[START Task inputs]

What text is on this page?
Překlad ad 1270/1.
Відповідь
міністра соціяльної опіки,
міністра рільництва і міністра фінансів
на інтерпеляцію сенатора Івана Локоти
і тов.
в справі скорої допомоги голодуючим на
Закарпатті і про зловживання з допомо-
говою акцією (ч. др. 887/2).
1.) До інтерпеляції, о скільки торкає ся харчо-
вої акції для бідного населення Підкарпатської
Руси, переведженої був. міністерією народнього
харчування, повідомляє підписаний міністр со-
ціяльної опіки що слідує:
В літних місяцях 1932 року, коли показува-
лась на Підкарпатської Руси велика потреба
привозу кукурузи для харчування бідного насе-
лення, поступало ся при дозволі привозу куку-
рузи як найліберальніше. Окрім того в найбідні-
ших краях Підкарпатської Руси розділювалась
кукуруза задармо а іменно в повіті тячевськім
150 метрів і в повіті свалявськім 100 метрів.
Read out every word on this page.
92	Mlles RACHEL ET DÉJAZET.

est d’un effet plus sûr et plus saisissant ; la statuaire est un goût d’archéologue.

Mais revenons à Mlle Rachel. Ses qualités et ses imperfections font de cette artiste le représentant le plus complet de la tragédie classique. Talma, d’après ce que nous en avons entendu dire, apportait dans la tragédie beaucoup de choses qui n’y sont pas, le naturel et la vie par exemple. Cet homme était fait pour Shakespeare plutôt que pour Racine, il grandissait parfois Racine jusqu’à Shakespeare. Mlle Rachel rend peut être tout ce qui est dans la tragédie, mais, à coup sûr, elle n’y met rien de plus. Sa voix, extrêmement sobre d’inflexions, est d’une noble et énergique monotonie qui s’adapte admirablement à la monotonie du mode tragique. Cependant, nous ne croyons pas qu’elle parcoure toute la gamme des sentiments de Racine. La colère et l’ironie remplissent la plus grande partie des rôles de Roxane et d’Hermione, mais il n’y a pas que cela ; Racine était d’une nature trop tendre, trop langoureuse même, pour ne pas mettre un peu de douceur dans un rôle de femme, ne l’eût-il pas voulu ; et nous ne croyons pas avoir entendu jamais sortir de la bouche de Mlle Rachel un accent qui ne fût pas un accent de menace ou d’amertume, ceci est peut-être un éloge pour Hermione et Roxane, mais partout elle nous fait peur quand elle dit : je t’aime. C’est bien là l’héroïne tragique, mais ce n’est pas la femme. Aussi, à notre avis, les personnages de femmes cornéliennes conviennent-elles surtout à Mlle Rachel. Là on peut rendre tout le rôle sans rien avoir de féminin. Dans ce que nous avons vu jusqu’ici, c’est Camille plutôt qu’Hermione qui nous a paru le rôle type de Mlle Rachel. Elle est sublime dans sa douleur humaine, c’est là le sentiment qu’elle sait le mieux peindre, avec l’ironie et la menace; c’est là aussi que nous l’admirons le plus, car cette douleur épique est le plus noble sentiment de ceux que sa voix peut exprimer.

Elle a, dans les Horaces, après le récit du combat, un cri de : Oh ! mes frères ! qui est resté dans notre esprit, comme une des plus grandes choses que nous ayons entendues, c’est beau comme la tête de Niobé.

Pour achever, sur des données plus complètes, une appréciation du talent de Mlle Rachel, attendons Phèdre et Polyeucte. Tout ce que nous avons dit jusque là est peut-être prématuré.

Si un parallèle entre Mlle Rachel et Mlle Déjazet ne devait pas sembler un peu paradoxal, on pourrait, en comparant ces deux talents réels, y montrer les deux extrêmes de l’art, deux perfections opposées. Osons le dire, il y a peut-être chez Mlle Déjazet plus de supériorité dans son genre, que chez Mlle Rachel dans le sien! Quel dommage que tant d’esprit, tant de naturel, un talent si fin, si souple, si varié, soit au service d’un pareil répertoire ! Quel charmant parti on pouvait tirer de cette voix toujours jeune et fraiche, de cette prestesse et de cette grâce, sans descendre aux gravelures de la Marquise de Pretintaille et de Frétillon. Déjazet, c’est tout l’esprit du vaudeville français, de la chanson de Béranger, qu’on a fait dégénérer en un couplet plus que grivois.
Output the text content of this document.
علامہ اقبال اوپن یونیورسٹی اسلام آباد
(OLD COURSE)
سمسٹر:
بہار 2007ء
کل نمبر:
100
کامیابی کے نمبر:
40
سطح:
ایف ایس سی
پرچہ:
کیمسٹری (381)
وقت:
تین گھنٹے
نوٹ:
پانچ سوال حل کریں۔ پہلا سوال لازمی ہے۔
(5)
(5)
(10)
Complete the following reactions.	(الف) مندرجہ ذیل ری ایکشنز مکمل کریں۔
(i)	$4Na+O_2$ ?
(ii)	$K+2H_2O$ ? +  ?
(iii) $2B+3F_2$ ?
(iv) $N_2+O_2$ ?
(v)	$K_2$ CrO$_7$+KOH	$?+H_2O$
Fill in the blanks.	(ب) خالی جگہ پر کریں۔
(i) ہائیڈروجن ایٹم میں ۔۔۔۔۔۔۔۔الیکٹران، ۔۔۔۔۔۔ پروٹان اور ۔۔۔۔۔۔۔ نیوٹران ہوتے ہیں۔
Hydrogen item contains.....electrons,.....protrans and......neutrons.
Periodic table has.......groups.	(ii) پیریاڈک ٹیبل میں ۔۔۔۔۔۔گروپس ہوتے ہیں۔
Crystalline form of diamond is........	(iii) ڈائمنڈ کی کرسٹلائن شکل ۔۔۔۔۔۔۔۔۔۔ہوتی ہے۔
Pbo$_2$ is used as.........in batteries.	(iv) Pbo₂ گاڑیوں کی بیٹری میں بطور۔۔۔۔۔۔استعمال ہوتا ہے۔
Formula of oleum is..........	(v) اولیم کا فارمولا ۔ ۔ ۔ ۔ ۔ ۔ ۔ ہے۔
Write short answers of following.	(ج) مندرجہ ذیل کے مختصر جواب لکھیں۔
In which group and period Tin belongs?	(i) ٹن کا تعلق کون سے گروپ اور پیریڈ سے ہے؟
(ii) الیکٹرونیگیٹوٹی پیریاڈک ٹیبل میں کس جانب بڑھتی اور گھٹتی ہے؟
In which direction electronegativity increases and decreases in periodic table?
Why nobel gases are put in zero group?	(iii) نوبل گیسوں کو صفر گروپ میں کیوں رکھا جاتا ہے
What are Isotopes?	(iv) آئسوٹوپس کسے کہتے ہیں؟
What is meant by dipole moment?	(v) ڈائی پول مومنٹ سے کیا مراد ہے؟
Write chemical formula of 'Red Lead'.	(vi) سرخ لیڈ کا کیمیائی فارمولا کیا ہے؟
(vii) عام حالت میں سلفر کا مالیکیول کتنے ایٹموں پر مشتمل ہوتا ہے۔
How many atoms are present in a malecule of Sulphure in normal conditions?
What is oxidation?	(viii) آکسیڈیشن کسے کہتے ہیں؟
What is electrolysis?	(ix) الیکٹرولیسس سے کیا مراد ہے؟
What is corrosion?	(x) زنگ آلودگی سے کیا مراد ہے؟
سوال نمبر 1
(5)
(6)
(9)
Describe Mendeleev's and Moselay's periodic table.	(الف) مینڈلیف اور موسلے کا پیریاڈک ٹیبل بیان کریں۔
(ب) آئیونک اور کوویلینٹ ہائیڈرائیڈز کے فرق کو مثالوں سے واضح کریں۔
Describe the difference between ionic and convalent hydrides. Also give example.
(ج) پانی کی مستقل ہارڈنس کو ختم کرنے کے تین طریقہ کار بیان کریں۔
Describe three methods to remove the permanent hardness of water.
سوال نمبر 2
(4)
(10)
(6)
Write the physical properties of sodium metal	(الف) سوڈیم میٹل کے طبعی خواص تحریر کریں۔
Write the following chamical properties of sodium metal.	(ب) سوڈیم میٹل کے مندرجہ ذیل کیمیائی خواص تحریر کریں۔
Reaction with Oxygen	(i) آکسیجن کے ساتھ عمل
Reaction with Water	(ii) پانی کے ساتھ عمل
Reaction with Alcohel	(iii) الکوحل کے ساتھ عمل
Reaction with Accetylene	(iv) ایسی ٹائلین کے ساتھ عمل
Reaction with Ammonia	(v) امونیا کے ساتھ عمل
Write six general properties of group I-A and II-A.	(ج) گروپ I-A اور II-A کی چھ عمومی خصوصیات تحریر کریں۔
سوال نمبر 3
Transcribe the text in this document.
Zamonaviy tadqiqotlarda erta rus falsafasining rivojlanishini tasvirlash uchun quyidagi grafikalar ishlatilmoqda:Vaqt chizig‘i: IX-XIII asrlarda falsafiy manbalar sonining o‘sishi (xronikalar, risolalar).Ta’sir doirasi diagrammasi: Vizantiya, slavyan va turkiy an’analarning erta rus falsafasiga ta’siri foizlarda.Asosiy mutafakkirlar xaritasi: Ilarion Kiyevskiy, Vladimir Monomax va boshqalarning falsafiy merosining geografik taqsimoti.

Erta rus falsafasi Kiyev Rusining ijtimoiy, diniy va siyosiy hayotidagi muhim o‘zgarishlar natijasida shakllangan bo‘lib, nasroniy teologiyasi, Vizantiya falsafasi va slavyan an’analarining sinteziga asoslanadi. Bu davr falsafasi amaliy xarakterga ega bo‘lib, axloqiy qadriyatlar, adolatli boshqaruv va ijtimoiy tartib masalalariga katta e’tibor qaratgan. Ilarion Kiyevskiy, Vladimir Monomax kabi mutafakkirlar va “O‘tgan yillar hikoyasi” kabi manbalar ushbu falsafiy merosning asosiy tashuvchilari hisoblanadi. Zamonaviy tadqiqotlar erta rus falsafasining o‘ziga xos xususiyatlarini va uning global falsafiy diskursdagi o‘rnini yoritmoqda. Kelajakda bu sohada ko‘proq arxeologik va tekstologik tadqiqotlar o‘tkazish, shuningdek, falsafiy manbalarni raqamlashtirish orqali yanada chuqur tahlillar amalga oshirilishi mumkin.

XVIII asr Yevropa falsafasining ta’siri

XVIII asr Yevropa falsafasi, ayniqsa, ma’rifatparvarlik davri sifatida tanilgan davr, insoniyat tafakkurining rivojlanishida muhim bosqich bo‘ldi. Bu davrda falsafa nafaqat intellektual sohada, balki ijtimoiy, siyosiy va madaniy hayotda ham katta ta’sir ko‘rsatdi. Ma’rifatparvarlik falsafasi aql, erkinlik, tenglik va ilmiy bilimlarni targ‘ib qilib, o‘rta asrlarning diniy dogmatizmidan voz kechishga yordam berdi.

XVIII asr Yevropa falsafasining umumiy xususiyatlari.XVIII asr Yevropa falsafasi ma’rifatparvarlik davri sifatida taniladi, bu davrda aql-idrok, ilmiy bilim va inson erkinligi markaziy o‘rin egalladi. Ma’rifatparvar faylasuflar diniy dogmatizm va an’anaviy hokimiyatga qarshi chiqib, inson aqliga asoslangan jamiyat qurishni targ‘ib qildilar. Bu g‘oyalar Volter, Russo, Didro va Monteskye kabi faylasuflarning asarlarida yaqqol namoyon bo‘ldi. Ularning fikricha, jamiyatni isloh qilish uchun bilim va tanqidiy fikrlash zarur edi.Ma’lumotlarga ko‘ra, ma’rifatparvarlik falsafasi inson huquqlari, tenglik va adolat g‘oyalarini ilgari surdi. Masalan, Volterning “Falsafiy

[END Task inputs]

- **What the exercise asks**: Among the entries above, identify all lines with "properties" and copy them.

- **Written answer**:
Write the physical properties of sodium metal	(الف) سوڈیم میٹل کے طبعی خواص تحریر کریں۔
Write the following chamical properties of sodium metal.	(ب) سوڈیم میٹل کے مندرجہ ذیل کیمیائی خواص تحریر کریں۔
Write six general properties of group I-A and II-A.	(ج) گروپ I-A اور II-A کی چھ عمومی خصوصیات تحریر کریں۔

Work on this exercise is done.